"""
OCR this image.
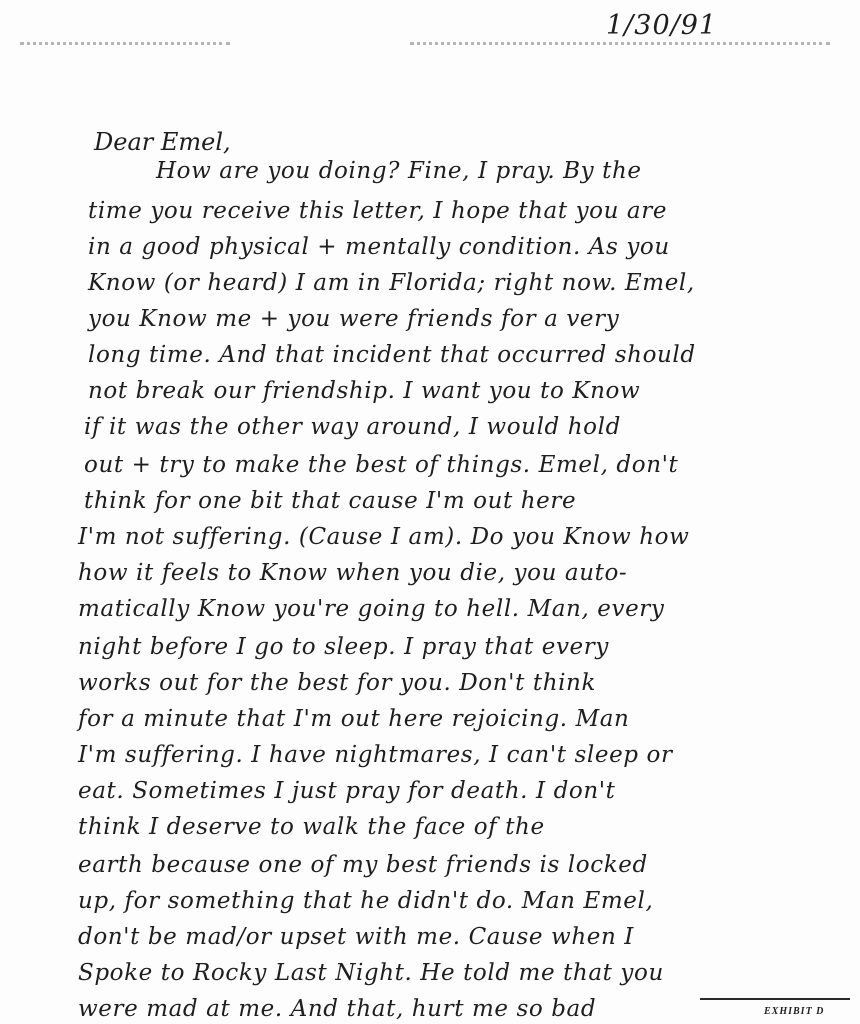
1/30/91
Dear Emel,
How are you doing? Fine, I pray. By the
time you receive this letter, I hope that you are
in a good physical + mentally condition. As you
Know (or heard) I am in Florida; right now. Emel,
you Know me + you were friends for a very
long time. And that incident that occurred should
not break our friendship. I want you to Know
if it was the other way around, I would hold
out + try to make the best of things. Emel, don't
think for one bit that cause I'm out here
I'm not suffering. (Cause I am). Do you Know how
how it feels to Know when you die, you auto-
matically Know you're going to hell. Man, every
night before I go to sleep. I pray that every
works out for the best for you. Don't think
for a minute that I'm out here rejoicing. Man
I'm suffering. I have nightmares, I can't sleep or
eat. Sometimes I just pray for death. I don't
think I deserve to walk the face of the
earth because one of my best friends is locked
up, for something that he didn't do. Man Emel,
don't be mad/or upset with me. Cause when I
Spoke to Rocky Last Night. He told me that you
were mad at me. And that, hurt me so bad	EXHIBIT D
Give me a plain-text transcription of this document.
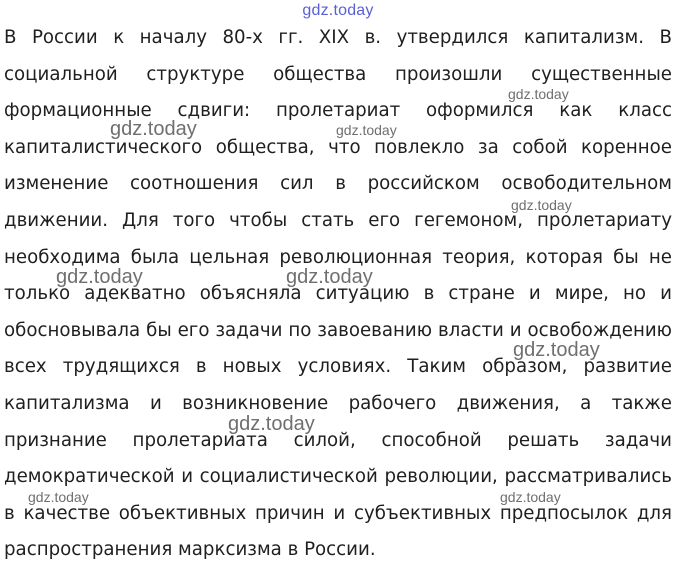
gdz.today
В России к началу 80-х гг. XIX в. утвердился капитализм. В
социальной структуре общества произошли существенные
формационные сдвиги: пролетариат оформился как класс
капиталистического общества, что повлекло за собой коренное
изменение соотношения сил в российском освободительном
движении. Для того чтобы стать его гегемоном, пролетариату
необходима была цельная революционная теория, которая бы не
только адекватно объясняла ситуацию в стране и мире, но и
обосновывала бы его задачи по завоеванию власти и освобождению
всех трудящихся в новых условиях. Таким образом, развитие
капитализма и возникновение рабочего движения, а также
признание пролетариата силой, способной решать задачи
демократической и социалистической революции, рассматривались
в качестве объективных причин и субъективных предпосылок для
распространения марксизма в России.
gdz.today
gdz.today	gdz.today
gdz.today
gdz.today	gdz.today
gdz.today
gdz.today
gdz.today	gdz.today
"""
Exercise brief - Give only the number of lines in the listing above that include the string "Emel".

Answer in full - 4